# Set exercise:
Please gather every line in the data below that contains the word "Armavir" and copy each one out.

# Listing:
===============

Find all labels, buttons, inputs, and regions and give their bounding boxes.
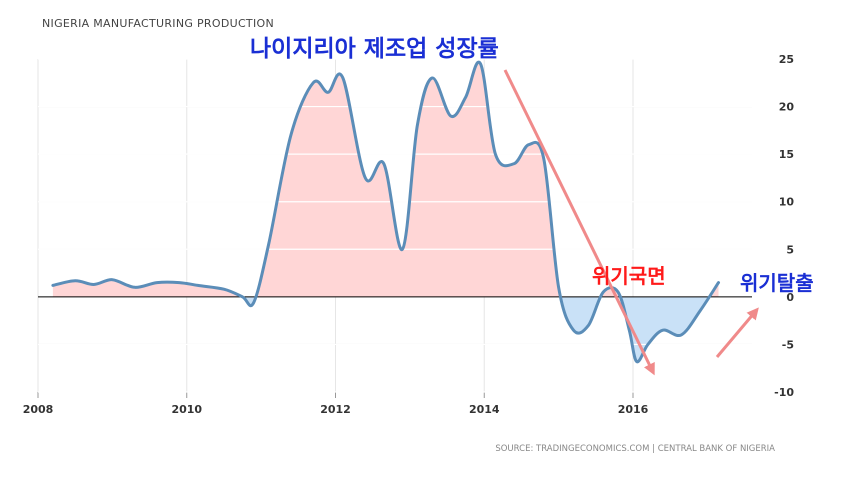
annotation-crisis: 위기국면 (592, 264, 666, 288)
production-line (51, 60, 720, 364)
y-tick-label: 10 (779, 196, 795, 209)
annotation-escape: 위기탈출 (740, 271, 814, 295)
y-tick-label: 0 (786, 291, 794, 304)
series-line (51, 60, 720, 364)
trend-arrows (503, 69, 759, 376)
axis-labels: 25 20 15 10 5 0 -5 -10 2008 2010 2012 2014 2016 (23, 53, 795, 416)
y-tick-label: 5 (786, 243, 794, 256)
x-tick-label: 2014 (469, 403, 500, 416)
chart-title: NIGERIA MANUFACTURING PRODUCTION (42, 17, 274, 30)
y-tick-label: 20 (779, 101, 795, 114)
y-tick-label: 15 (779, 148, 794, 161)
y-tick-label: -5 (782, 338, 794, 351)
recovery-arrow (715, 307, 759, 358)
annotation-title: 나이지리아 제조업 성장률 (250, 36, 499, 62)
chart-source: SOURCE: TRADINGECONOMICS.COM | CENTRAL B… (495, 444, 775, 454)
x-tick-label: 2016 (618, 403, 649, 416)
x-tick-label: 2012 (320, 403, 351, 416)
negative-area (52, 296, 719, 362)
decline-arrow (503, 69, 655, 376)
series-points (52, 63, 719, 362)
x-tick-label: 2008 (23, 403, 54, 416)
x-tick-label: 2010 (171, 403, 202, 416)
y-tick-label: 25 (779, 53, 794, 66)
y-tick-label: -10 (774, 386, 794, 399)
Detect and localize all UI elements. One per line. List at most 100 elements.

===============

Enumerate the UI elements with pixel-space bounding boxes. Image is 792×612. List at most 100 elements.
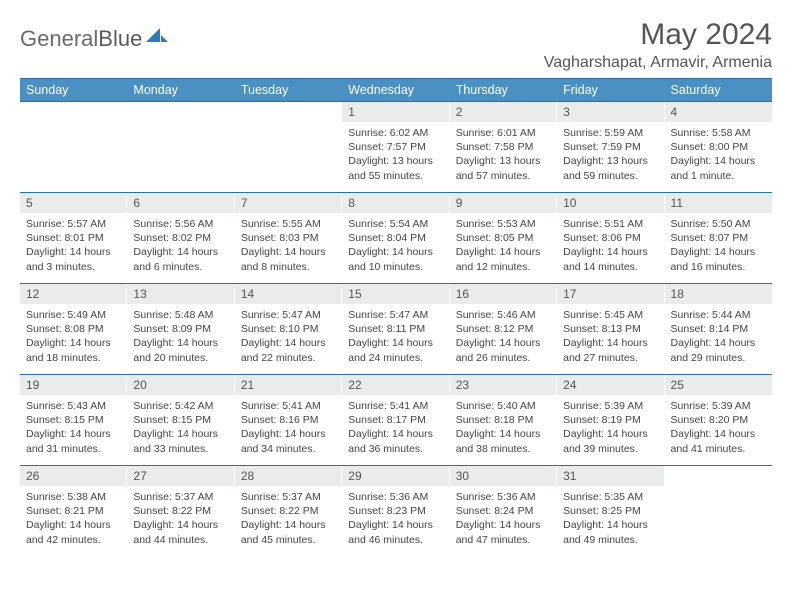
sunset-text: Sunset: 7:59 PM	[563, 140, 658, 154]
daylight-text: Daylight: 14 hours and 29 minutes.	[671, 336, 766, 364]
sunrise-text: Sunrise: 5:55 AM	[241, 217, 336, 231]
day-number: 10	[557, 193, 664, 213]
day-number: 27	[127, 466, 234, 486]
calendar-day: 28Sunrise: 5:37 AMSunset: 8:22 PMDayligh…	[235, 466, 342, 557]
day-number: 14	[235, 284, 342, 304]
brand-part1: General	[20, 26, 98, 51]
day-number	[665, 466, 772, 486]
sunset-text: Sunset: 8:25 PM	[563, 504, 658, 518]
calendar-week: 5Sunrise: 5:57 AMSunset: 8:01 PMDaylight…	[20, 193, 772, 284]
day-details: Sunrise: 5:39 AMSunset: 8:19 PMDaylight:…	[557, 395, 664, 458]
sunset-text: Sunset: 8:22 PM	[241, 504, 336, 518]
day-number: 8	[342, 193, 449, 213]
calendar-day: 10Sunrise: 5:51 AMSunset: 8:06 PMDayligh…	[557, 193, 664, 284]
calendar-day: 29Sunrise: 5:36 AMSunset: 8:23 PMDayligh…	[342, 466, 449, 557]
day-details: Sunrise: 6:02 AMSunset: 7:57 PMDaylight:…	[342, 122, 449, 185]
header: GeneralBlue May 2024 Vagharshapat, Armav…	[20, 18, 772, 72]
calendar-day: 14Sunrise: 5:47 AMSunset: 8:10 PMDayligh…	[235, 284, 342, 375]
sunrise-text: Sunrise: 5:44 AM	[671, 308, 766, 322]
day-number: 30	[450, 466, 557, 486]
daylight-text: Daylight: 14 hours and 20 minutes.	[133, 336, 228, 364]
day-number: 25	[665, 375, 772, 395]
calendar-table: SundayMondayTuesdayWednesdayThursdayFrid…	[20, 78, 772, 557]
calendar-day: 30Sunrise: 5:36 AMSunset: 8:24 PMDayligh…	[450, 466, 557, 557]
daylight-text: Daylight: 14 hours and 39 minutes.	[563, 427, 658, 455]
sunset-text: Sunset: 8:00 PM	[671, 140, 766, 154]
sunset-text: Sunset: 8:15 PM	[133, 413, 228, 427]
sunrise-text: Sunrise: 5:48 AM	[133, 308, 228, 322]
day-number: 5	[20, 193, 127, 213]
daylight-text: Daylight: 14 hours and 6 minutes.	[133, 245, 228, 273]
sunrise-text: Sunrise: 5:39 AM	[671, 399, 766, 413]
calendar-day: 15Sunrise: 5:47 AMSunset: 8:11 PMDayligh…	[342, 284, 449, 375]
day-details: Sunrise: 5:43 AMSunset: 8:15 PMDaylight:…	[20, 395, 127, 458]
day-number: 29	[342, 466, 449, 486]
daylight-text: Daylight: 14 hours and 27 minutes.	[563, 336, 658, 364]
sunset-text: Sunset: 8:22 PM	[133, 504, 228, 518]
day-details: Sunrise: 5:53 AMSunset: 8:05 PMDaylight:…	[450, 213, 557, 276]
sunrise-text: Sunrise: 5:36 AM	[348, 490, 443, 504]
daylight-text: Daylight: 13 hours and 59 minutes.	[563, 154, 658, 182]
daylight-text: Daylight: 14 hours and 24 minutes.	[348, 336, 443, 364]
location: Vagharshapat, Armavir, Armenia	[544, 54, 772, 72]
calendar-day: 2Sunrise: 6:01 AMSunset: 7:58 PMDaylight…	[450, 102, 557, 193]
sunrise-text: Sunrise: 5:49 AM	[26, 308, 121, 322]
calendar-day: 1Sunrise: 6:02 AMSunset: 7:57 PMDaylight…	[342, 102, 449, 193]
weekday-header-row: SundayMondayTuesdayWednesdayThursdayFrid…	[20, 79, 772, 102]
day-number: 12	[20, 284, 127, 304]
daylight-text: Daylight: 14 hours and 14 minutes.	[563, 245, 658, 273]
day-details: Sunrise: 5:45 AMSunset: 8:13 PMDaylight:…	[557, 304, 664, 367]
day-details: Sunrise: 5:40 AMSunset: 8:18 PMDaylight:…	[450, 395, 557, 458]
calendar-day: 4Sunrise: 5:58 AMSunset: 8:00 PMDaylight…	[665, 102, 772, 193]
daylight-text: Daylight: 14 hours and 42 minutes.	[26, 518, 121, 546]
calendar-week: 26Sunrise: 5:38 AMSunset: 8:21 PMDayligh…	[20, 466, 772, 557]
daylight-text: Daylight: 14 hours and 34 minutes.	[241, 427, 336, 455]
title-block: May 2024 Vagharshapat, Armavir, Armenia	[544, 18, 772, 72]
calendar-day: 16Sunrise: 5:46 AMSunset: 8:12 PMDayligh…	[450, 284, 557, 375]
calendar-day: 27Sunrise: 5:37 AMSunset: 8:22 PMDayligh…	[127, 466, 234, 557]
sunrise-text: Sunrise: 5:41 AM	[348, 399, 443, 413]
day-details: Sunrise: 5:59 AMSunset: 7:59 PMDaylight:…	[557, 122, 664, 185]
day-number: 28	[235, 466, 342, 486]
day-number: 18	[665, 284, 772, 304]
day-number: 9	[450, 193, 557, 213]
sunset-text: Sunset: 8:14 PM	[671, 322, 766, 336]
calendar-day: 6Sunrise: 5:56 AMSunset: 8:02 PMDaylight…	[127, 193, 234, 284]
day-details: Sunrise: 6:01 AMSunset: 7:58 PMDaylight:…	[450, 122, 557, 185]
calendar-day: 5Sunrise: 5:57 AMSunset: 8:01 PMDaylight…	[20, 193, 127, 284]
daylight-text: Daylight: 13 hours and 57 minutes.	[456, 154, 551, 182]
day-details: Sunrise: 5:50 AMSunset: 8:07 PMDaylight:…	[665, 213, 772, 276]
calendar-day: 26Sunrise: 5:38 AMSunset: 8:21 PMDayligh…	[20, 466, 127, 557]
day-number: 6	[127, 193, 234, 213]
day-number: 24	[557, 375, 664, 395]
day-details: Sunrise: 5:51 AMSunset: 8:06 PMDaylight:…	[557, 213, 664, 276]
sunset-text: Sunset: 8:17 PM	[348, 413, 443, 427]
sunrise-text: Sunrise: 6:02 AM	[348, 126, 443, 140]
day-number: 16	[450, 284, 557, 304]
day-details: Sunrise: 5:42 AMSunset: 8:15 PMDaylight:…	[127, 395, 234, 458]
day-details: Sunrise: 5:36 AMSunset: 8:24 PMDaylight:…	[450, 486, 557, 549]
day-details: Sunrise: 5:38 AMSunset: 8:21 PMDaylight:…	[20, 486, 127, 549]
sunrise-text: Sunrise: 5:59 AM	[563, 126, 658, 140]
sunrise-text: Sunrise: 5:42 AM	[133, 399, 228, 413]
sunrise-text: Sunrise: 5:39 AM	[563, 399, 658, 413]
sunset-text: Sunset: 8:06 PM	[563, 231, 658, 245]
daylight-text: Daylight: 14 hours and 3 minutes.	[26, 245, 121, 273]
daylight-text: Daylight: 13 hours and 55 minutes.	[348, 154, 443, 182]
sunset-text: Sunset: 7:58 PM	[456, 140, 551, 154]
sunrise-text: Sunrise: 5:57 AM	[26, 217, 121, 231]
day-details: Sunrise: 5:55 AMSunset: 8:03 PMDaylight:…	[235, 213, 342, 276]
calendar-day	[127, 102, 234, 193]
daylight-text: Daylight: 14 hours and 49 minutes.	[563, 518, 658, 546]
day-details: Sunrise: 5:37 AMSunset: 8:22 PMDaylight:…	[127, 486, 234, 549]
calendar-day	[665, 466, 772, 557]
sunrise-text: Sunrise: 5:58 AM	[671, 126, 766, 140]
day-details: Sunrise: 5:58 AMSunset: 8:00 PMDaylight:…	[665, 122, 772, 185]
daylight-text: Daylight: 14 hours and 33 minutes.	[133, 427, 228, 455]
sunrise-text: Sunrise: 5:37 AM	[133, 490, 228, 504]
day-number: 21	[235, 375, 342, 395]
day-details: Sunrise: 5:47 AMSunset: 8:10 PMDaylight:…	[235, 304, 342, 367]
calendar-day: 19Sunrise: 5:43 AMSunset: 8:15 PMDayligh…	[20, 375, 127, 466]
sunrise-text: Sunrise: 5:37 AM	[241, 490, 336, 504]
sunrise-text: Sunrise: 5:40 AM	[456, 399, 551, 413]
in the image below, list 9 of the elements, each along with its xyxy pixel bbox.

===============

# Final result:
location: Vagharshapat, Armavir, Armenia	[544, 54, 772, 72]
title-block: May 2024 Vagharshapat, Armavir, Armenia	[544, 18, 772, 72]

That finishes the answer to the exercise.